## Exercise objective:
Every entry here needs to be repeated exactly.

++++ Information provided ++++

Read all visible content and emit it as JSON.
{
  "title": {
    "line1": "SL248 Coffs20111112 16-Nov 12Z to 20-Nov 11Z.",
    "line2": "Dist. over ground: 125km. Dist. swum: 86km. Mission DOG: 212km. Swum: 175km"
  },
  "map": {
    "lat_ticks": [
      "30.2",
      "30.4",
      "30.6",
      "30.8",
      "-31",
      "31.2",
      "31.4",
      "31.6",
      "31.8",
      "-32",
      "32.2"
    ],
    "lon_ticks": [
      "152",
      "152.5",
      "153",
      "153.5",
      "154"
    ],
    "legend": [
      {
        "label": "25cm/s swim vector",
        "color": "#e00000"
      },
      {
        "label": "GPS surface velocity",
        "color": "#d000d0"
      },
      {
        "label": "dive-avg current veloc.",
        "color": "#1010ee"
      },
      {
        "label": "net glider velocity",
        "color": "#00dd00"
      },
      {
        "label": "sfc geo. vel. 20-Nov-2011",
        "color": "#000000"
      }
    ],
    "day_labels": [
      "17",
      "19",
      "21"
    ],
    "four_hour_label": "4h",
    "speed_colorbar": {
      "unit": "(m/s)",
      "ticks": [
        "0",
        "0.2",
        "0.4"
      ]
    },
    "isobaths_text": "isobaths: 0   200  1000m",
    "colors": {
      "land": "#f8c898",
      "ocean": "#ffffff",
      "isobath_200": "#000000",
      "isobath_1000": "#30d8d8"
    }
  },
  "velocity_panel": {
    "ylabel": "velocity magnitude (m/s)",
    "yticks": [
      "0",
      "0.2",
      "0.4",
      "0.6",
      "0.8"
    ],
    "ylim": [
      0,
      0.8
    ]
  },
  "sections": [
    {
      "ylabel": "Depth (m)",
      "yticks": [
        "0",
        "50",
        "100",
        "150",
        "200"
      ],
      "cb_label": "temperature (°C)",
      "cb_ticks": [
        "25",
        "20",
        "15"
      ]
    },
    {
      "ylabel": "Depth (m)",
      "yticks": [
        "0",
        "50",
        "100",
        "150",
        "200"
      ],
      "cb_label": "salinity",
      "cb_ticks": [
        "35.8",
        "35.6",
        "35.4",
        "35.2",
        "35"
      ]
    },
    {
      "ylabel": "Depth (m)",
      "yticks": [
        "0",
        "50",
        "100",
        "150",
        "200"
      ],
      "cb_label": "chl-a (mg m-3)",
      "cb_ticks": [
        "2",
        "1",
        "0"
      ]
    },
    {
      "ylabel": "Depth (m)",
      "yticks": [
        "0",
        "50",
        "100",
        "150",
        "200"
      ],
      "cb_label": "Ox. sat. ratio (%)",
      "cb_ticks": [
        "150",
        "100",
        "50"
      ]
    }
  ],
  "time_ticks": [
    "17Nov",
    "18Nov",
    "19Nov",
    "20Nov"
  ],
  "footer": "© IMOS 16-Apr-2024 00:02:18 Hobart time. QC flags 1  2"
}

++++

## Task solution:
Read all visible content and emit it as JSON.
{
  "title": {
    "line1": "SL248 Coffs20111112 16-Nov 12Z to 20-Nov 11Z.",
    "line2": "Dist. over ground: 125km. Dist. swum: 86km. Mission DOG: 212km. Swum: 175km"
  },
  "map": {
    "lat_ticks": [
      "30.2",
      "30.4",
      "30.6",
      "30.8",
      "-31",
      "31.2",
      "31.4",
      "31.6",
      "31.8",
      "-32",
      "32.2"
    ],
    "lon_ticks": [
      "152",
      "152.5",
      "153",
      "153.5",
      "154"
    ],
    "legend": [
      {
        "label": "25cm/s swim vector",
        "color": "#e00000"
      },
      {
        "label": "GPS surface velocity",
        "color": "#d000d0"
      },
      {
        "label": "dive-avg current veloc.",
        "color": "#1010ee"
      },
      {
        "label": "net glider velocity",
        "color": "#00dd00"
      },
      {
        "label": "sfc geo. vel. 20-Nov-2011",
        "color": "#000000"
      }
    ],
    "day_labels": [
      "17",
      "19",
      "21"
    ],
    "four_hour_label": "4h",
    "speed_colorbar": {
      "unit": "(m/s)",
      "ticks": [
        "0",
        "0.2",
        "0.4"
      ]
    },
    "isobaths_text": "isobaths: 0   200  1000m",
    "colors": {
      "land": "#f8c898",
      "ocean": "#ffffff",
      "isobath_200": "#000000",
      "isobath_1000": "#30d8d8"
    }
  },
  "velocity_panel": {
    "ylabel": "velocity magnitude (m/s)",
    "yticks": [
      "0",
      "0.2",
      "0.4",
      "0.6",
      "0.8"
    ],
    "ylim": [
      0,
      0.8
    ]
  },
  "sections": [
    {
      "ylabel": "Depth (m)",
      "yticks": [
        "0",
        "50",
        "100",
        "150",
        "200"
      ],
      "cb_label": "temperature (°C)",
      "cb_ticks": [
        "25",
        "20",
        "15"
      ]
    },
    {
      "ylabel": "Depth (m)",
      "yticks": [
        "0",
        "50",
        "100",
        "150",
        "200"
      ],
      "cb_label": "salinity",
      "cb_ticks": [
        "35.8",
        "35.6",
        "35.4",
        "35.2",
        "35"
      ]
    },
    {
      "ylabel": "Depth (m)",
      "yticks": [
        "0",
        "50",
        "100",
        "150",
        "200"
      ],
      "cb_label": "chl-a (mg m-3)",
      "cb_ticks": [
        "2",
        "1",
        "0"
      ]
    },
    {
      "ylabel": "Depth (m)",
      "yticks": [
        "0",
        "50",
        "100",
        "150",
        "200"
      ],
      "cb_label": "Ox. sat. ratio (%)",
      "cb_ticks": [
        "150",
        "100",
        "50"
      ]
    }
  ],
  "time_ticks": [
    "17Nov",
    "18Nov",
    "19Nov",
    "20Nov"
  ],
  "footer": "© IMOS 16-Apr-2024 00:02:18 Hobart time. QC flags 1  2"
}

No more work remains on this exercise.